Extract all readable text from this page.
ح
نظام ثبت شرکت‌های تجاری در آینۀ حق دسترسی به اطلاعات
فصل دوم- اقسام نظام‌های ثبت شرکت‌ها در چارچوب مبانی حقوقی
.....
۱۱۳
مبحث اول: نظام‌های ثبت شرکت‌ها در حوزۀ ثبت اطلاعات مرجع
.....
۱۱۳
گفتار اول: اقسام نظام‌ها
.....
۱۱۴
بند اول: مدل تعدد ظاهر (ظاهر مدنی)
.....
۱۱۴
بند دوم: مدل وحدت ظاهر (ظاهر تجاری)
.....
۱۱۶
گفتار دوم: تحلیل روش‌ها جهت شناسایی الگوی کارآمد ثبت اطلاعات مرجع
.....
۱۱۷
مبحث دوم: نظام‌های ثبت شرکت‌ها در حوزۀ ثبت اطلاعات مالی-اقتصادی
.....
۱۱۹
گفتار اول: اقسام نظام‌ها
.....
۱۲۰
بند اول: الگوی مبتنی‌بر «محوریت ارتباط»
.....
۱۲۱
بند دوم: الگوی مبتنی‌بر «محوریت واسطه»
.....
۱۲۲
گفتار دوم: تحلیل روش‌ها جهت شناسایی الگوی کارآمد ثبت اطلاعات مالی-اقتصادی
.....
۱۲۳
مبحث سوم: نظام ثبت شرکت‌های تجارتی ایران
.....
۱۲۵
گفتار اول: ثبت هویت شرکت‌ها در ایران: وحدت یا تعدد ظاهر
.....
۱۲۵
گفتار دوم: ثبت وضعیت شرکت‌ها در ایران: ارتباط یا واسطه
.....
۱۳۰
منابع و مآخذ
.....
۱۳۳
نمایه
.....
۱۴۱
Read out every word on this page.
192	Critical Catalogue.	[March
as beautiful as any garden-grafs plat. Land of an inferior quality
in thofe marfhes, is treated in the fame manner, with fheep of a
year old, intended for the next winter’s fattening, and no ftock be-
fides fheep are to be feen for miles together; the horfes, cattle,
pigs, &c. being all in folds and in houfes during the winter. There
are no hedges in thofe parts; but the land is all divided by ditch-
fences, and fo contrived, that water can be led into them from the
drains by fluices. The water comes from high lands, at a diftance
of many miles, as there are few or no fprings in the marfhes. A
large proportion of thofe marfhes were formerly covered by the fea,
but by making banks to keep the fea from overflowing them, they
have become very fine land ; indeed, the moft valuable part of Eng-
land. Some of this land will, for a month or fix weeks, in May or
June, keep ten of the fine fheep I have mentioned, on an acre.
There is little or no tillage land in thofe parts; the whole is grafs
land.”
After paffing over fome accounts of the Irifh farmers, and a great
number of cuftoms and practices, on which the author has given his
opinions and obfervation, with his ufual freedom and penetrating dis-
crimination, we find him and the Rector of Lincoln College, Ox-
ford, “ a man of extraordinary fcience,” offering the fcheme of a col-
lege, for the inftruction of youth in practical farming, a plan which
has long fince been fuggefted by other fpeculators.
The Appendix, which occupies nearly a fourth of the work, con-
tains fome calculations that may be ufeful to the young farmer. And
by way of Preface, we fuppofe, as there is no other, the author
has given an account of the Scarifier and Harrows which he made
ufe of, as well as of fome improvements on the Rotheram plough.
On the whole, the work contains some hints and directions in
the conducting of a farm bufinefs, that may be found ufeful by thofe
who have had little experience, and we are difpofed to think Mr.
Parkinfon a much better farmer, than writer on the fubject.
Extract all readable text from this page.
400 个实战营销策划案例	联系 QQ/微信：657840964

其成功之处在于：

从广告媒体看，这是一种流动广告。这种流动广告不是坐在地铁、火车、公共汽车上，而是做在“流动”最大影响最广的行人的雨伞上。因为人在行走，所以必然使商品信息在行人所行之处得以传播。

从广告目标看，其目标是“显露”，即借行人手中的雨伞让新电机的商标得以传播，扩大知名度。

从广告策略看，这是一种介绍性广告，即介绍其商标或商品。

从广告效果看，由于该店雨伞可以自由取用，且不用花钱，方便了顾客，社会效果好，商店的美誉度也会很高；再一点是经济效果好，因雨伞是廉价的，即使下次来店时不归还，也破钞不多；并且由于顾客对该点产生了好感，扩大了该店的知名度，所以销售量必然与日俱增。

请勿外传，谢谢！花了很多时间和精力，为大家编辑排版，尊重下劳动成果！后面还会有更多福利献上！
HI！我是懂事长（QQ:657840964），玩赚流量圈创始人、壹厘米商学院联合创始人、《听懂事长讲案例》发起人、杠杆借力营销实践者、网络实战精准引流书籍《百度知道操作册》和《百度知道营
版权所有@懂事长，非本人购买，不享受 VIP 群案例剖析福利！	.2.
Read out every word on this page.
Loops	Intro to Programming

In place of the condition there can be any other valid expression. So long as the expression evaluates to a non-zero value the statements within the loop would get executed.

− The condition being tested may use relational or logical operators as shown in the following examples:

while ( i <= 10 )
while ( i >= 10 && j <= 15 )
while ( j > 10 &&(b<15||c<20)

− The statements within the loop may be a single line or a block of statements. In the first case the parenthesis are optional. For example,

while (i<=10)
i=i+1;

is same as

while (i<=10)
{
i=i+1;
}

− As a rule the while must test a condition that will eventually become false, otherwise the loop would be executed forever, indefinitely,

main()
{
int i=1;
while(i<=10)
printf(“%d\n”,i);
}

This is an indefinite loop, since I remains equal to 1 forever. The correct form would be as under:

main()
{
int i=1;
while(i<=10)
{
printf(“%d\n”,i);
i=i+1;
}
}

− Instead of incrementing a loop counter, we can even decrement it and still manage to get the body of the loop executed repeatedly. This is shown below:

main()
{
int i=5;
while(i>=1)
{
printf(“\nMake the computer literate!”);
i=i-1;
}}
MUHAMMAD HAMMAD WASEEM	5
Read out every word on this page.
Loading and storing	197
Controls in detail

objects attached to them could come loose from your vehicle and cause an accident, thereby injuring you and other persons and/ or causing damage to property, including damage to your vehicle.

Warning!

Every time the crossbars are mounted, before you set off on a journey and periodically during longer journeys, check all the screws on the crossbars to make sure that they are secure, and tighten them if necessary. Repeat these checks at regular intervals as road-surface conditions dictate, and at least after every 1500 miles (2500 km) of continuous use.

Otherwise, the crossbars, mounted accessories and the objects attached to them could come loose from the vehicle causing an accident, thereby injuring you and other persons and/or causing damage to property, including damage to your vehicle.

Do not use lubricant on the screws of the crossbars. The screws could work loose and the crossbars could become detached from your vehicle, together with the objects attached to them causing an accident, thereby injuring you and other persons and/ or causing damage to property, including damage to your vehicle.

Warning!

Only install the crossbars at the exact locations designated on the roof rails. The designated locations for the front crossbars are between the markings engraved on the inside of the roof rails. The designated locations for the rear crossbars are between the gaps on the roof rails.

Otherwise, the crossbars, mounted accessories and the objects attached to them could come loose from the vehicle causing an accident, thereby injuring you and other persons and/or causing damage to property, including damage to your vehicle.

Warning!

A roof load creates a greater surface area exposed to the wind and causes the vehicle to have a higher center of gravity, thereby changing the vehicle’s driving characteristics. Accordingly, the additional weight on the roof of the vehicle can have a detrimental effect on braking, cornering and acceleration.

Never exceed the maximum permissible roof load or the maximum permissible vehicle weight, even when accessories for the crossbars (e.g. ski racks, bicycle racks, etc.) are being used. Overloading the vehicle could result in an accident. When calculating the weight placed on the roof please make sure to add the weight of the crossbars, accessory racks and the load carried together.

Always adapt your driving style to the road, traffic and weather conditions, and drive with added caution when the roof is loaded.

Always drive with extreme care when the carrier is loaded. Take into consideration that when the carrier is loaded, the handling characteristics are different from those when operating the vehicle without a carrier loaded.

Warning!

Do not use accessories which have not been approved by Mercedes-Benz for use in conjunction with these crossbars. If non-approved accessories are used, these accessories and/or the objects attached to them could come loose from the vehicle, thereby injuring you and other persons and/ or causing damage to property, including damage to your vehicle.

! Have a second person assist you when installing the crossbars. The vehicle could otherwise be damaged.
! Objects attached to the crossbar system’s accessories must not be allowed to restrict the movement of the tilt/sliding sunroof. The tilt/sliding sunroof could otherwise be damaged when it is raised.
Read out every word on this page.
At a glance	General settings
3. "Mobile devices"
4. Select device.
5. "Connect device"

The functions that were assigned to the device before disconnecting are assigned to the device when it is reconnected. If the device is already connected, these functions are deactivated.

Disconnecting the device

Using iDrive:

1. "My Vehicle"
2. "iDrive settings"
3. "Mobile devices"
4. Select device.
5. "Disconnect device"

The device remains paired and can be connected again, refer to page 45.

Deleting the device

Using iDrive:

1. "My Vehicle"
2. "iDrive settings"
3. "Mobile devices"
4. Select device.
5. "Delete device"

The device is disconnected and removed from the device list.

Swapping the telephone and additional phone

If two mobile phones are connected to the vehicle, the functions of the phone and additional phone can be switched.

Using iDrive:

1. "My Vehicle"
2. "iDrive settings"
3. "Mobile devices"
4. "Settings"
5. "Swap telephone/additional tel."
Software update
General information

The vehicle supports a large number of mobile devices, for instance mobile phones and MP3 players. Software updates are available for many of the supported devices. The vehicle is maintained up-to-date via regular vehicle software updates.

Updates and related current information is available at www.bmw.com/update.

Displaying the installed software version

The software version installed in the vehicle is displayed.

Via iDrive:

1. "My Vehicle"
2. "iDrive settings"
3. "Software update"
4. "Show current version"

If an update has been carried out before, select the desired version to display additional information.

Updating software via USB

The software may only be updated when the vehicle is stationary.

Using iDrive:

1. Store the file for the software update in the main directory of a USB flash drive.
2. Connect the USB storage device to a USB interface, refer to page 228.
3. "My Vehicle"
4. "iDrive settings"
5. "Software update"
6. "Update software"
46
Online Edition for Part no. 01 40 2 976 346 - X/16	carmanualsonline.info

• • • • • • •

#### [WHAT THE EXERCISE ASKS]
Pick out every line above that contains the word "winter" and copy it.

#### [TASK OUTPUT]
year old, intended for the next winter’s fattening, and no ftock be-
pigs, &c. being all in folds and in houfes during the winter. There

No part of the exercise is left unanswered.